◆ **WHAT IS BEING ASKED**: Where a line holds the string "React", return that line.

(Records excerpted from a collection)
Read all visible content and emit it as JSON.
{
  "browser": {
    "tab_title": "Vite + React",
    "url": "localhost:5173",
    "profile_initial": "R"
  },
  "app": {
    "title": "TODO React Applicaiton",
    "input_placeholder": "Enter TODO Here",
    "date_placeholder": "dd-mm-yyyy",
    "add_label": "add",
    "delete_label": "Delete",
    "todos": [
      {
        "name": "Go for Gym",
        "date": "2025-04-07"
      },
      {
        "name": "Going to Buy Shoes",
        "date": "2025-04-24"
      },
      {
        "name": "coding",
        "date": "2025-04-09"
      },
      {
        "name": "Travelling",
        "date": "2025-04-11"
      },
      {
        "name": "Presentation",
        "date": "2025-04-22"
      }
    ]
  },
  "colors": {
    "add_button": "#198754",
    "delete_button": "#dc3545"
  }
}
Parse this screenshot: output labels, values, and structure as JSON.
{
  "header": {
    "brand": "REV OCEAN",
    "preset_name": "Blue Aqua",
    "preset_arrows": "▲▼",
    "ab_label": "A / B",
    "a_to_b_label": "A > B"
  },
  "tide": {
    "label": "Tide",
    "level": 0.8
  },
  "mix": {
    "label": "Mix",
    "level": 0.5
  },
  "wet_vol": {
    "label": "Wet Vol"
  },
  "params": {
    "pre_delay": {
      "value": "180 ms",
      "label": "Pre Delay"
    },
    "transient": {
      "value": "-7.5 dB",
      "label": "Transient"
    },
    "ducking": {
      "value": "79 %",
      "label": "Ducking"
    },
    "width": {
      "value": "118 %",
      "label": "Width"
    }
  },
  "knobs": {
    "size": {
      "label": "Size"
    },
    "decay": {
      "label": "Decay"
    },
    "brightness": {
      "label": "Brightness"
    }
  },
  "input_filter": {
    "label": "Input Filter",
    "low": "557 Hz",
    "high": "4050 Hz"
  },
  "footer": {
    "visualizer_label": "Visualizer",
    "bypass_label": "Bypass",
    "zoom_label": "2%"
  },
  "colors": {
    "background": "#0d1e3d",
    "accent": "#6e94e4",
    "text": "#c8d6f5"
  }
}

◆ **FINISHED EXERCISE**:
    "tab_title": "Vite + React",
    "title": "TODO React Applicaiton",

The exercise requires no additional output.